■ Exercise aim
Select every line containing the word "color" from the material, and copy those lines.

--- Start Data in this exercise ---

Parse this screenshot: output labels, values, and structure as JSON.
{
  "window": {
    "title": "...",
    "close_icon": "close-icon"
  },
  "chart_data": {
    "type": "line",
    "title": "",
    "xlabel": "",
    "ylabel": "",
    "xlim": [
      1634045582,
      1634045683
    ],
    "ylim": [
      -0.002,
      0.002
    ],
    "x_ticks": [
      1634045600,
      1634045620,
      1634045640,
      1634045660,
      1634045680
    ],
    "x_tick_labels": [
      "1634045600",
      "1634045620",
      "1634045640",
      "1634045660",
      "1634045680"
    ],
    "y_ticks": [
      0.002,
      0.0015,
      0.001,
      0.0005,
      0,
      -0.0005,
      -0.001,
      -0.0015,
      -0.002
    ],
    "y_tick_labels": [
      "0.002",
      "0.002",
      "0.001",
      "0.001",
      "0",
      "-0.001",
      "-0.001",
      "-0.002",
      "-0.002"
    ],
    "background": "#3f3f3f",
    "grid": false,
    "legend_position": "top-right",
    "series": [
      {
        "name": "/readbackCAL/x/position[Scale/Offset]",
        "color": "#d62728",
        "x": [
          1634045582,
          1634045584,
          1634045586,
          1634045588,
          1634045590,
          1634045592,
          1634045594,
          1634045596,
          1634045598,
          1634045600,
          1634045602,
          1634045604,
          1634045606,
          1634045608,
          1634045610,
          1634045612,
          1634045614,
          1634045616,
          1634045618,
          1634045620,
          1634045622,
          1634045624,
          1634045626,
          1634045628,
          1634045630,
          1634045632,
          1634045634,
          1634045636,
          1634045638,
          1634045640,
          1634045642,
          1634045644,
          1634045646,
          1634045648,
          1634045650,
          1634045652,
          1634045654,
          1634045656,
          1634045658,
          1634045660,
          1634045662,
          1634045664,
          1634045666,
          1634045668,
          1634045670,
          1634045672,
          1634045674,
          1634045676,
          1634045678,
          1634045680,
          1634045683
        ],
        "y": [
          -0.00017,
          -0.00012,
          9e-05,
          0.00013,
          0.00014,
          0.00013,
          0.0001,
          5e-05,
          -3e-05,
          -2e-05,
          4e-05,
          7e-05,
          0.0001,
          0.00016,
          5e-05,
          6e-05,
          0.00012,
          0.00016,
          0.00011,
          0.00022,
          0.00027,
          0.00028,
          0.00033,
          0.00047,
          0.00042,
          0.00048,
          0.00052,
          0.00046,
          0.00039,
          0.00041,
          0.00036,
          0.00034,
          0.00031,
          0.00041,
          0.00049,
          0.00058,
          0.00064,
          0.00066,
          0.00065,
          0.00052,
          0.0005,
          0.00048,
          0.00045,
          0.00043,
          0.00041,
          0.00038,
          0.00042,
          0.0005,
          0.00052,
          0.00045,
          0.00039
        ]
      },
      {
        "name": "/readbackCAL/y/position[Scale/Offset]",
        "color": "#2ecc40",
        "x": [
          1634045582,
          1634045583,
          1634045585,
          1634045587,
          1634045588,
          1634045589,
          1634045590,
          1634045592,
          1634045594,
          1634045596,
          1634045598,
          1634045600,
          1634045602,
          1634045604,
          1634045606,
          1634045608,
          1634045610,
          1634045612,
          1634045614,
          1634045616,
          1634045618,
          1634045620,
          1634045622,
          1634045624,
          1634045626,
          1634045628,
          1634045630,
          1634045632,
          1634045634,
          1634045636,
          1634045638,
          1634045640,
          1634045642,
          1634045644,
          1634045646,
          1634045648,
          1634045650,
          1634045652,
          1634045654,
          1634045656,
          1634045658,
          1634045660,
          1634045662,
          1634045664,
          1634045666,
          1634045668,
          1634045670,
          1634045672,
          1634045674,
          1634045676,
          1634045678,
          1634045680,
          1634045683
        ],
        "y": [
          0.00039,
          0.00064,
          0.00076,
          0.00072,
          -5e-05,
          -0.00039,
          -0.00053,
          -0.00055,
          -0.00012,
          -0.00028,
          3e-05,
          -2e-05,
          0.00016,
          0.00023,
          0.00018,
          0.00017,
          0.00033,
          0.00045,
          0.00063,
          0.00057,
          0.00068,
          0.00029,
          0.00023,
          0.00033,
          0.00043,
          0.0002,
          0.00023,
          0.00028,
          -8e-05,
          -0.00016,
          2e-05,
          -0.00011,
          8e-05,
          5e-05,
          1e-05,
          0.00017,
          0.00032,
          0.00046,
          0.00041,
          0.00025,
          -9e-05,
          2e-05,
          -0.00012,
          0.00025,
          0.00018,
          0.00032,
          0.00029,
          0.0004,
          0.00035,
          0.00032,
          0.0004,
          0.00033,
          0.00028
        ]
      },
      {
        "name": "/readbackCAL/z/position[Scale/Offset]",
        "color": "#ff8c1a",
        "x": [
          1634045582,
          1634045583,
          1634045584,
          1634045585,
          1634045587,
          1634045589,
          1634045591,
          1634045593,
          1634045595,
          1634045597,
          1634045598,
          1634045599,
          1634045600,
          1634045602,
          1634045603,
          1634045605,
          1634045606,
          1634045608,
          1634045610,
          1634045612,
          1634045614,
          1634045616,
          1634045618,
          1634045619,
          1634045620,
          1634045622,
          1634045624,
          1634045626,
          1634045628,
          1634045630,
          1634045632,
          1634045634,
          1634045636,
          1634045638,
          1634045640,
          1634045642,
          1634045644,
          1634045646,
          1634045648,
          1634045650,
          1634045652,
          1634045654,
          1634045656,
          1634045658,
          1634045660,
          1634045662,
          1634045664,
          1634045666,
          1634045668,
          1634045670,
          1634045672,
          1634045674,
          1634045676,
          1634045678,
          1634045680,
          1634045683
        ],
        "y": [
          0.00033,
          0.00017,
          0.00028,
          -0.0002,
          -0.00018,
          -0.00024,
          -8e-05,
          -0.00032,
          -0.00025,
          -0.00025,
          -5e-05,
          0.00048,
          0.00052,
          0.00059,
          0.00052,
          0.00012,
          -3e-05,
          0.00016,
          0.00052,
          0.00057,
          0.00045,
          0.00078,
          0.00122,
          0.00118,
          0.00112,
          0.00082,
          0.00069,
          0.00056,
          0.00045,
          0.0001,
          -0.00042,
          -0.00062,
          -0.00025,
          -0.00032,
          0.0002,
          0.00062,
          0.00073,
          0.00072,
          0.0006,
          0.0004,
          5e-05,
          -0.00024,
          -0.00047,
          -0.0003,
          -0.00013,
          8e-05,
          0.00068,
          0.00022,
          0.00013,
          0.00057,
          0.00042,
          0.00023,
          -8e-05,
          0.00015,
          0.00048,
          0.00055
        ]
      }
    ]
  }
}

--- End Data in this exercise ---

■ Exercise solution
        "color": "#d62728",
        "color": "#2ecc40",
        "color": "#ff8c1a",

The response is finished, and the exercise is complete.